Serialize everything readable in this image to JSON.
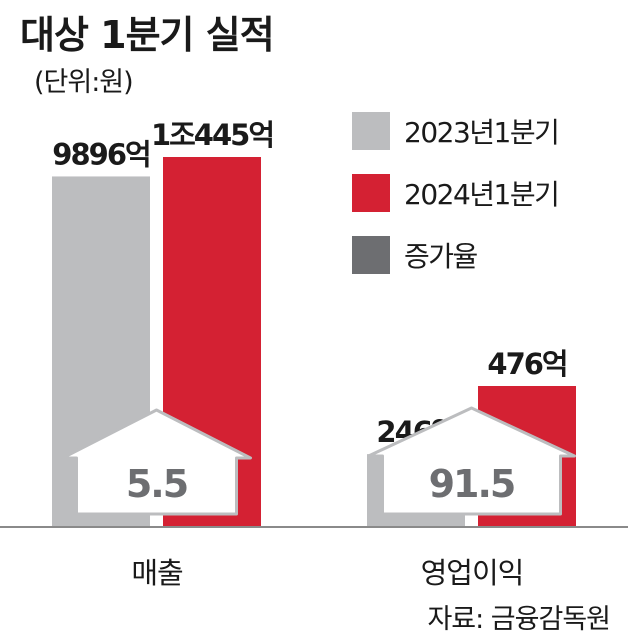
{
  "title": "대상 1분기 실적",
  "unit_label": "(단위:원)",
  "source": "자료: 금융감독원",
  "colors": {
    "series_2023": "#bcbdbf",
    "series_2024": "#d42133",
    "growth": "#6d6e71",
    "arrow_fill": "#ffffff",
    "arrow_stroke": "#bcbdbf"
  },
  "legend": [
    {
      "label": "2023년1분기",
      "color": "#bcbdbf"
    },
    {
      "label": "2024년1분기",
      "color": "#d42133"
    },
    {
      "label": "증가율",
      "color": "#6d6e71"
    }
  ],
  "chart_data": {
    "type": "bar",
    "categories": [
      "매출",
      "영업이익"
    ],
    "series": [
      {
        "name": "2023년1분기",
        "values": [
          9896,
          246
        ],
        "labels": [
          "9896억",
          "246억"
        ]
      },
      {
        "name": "2024년1분기",
        "values": [
          10445,
          476
        ],
        "labels": [
          "1조445억",
          "476억"
        ]
      }
    ],
    "growth_rates": [
      5.5,
      91.5
    ],
    "growth_labels": [
      "5.5",
      "91.5"
    ]
  }
}
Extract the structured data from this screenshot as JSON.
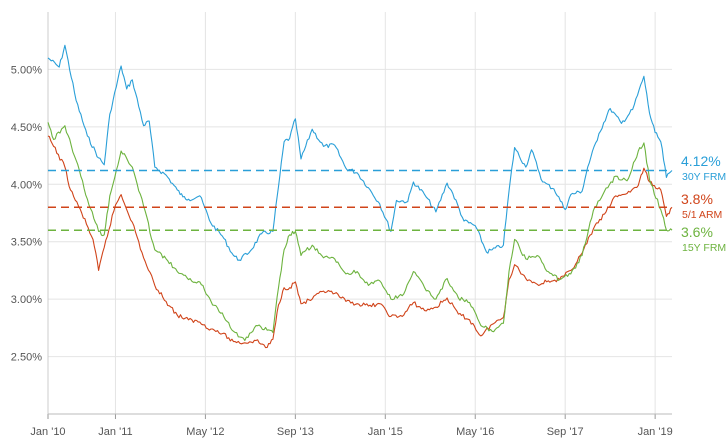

....................

● **What needs to be done**
The records above need to be given again exactly. Omit the pictures.

● **Written response**
Serialize everything readable in this image to JSON.
{
  "title": "대상 1분기 실적",
  "unit_label": "(단위:원)",
  "source": "자료: 금융감독원",
  "colors": {
    "series_2023": "#bcbdbf",
    "series_2024": "#d42133",
    "growth": "#6d6e71",
    "arrow_fill": "#ffffff",
    "arrow_stroke": "#bcbdbf"
  },
  "legend": [
    {
      "label": "2023년1분기",
      "color": "#bcbdbf"
    },
    {
      "label": "2024년1분기",
      "color": "#d42133"
    },
    {
      "label": "증가율",
      "color": "#6d6e71"
    }
  ],
  "chart_data": {
    "type": "bar",
    "categories": [
      "매출",
      "영업이익"
    ],
    "series": [
      {
        "name": "2023년1분기",
        "values": [
          9896,
          246
        ],
        "labels": [
          "9896억",
          "246억"
        ]
      },
      {
        "name": "2024년1분기",
        "values": [
          10445,
          476
        ],
        "labels": [
          "1조445억",
          "476억"
        ]
      }
    ],
    "growth_rates": [
      5.5,
      91.5
    ],
    "growth_labels": [
      "5.5",
      "91.5"
    ]
  }
}
Extract the structured data from this screenshot as JSON.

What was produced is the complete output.